(Dataset entries)
####################

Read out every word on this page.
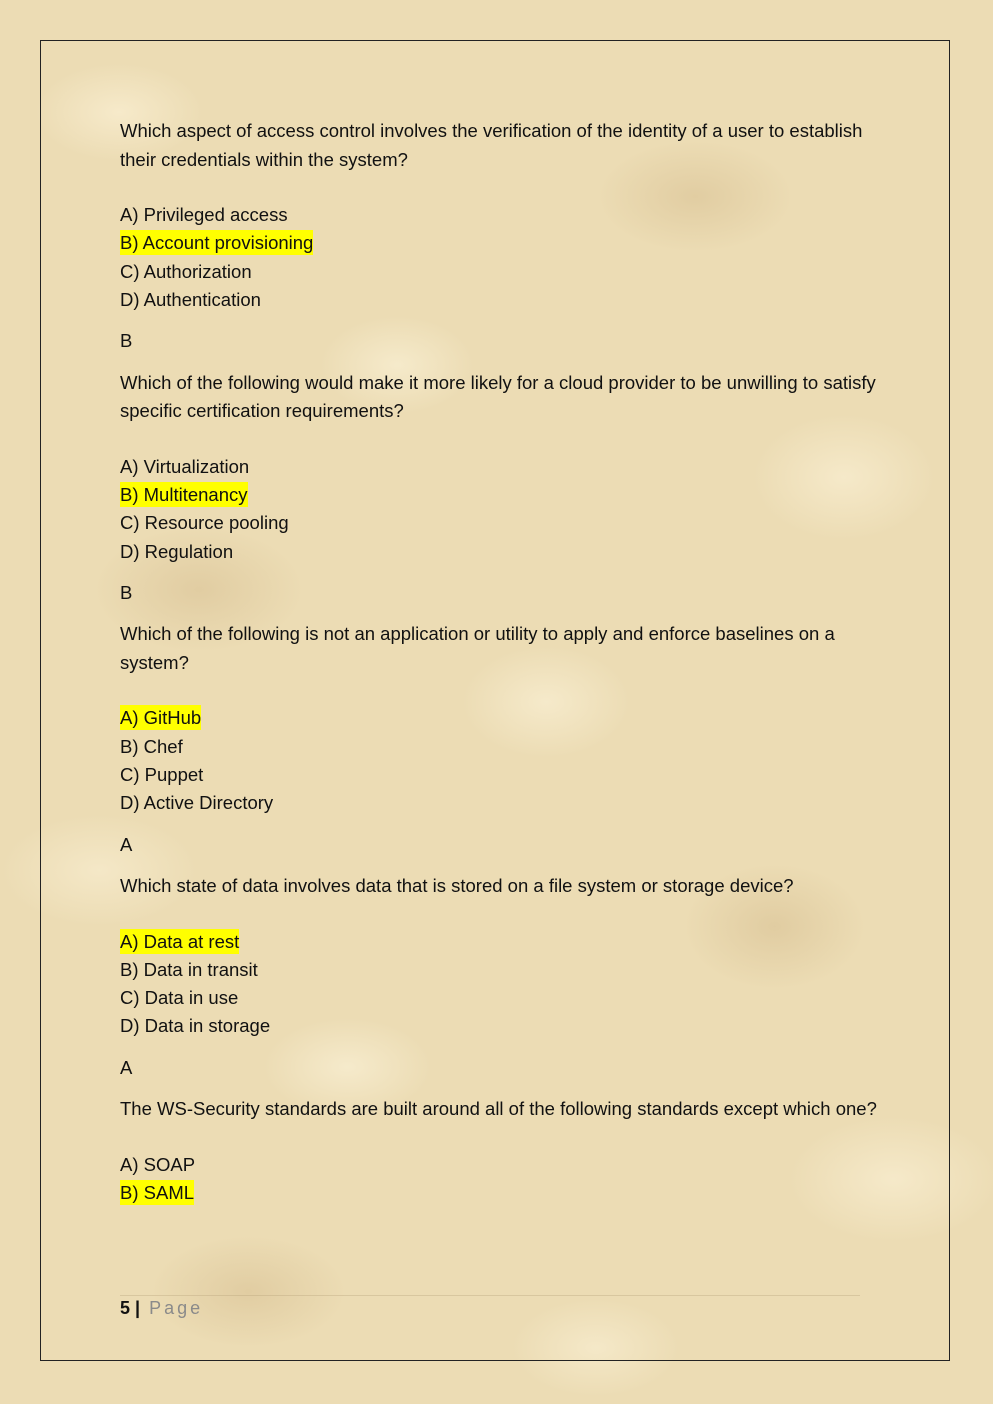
Which aspect of access control involves the verification of the identity of a user to establish their credentials within the system?

A) Privileged access
B) Account provisioning
C) Authorization
D) Authentication

B

Which of the following would make it more likely for a cloud provider to be unwilling to satisfy specific certification requirements?

A) Virtualization
B) Multitenancy
C) Resource pooling
D) Regulation

B

Which of the following is not an application or utility to apply and enforce baselines on a system?

A) GitHub
B) Chef
C) Puppet
D) Active Directory

A

Which state of data involves data that is stored on a file system or storage device?

A) Data at rest
B) Data in transit
C) Data in use
D) Data in storage

A

The WS-Security standards are built around all of the following standards except which one?

A) SOAP
B) SAML
5 | Page
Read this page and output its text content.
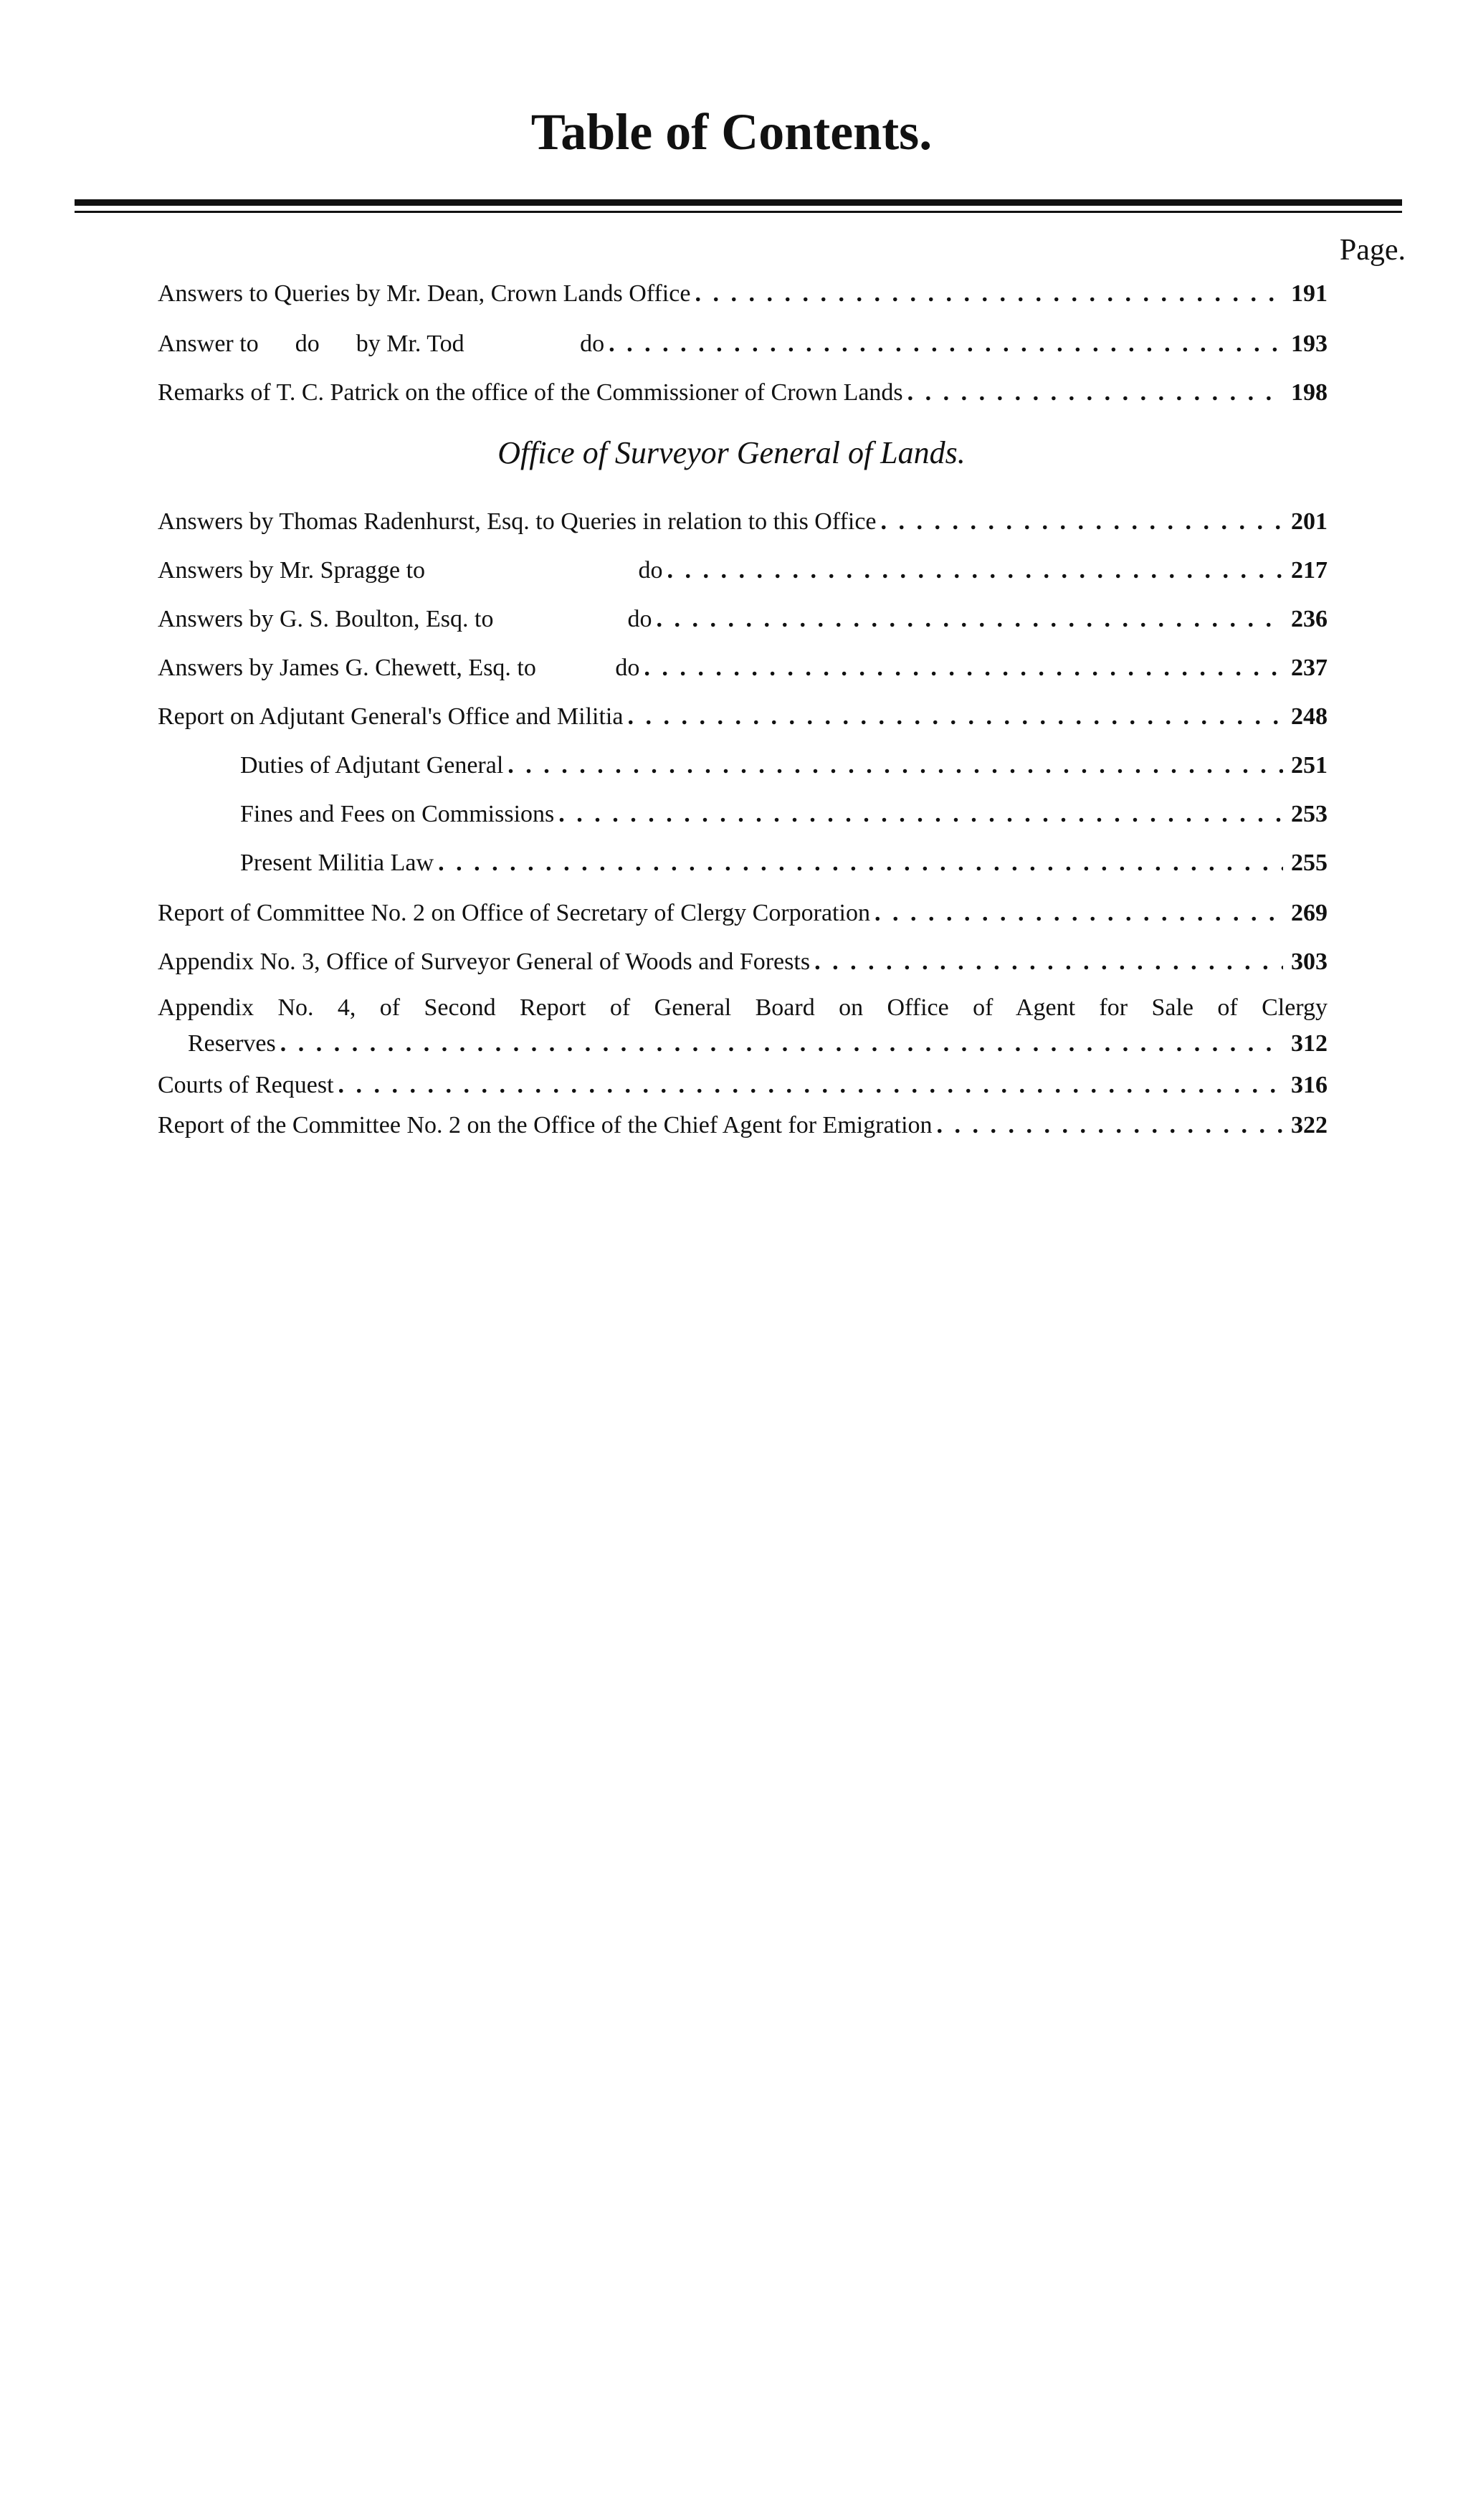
Table of Contents.
Page.
Answers to Queries by Mr. Dean, Crown Lands Office . . .	191
Answer to      do      by Mr. Tod                   do . . .	193
Remarks of T. C. Patrick on the office of the Commissioner of Crown Lands . . .	198
Office of Surveyor General of Lands.
Answers by Thomas Radenhurst, Esq. to Queries in relation to this Office . . .	201
Answers by Mr. Spragge to                                   do . . .	217
Answers by G. S. Boulton, Esq. to                      do . . .	236
Answers by James G. Chewett, Esq. to             do . . .	237
Report on Adjutant General's Office and Militia . . .	248
Duties of Adjutant General . . .	251
Fines and Fees on Commissions . . .	253
Present Militia Law . . .	255
Report of Committee No. 2 on Office of Secretary of Clergy Corporation . . .	269
Appendix No. 3, Office of Surveyor General of Woods and Forests . . .	303
Appendix No. 4, of Second Report of General Board on Office of Agent for Sale of Clergy
Reserves . . .	312
Courts of Request . . .	316
Report of the Committee No. 2 on the Office of the Chief Agent for Emigration . . .	322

####################

# Task details
What comes back should match the records exactly, minus any pictures.

# Task result
Read out every word on this page.
Which aspect of access control involves the verification of the identity of a user to establish their credentials within the system?

A) Privileged access
B) Account provisioning
C) Authorization
D) Authentication

B

Which of the following would make it more likely for a cloud provider to be unwilling to satisfy specific certification requirements?

A) Virtualization
B) Multitenancy
C) Resource pooling
D) Regulation

B

Which of the following is not an application or utility to apply and enforce baselines on a system?

A) GitHub
B) Chef
C) Puppet
D) Active Directory

A

Which state of data involves data that is stored on a file system or storage device?

A) Data at rest
B) Data in transit
C) Data in use
D) Data in storage

A

The WS-Security standards are built around all of the following standards except which one?

A) SOAP
B) SAML
5 | Page
Read this page and output its text content.
Table of Contents.
Page.
Answers to Queries by Mr. Dean, Crown Lands Office . . .	191
Answer to      do      by Mr. Tod                   do . . .	193
Remarks of T. C. Patrick on the office of the Commissioner of Crown Lands . . .	198
Office of Surveyor General of Lands.
Answers by Thomas Radenhurst, Esq. to Queries in relation to this Office . . .	201
Answers by Mr. Spragge to                                   do . . .	217
Answers by G. S. Boulton, Esq. to                      do . . .	236
Answers by James G. Chewett, Esq. to             do . . .	237
Report on Adjutant General's Office and Militia . . .	248
Duties of Adjutant General . . .	251
Fines and Fees on Commissions . . .	253
Present Militia Law . . .	255
Report of Committee No. 2 on Office of Secretary of Clergy Corporation . . .	269
Appendix No. 3, Office of Surveyor General of Woods and Forests . . .	303
Appendix No. 4, of Second Report of General Board on Office of Agent for Sale of Clergy
Reserves . . .	312
Courts of Request . . .	316
Report of the Committee No. 2 on the Office of the Chief Agent for Emigration . . .	322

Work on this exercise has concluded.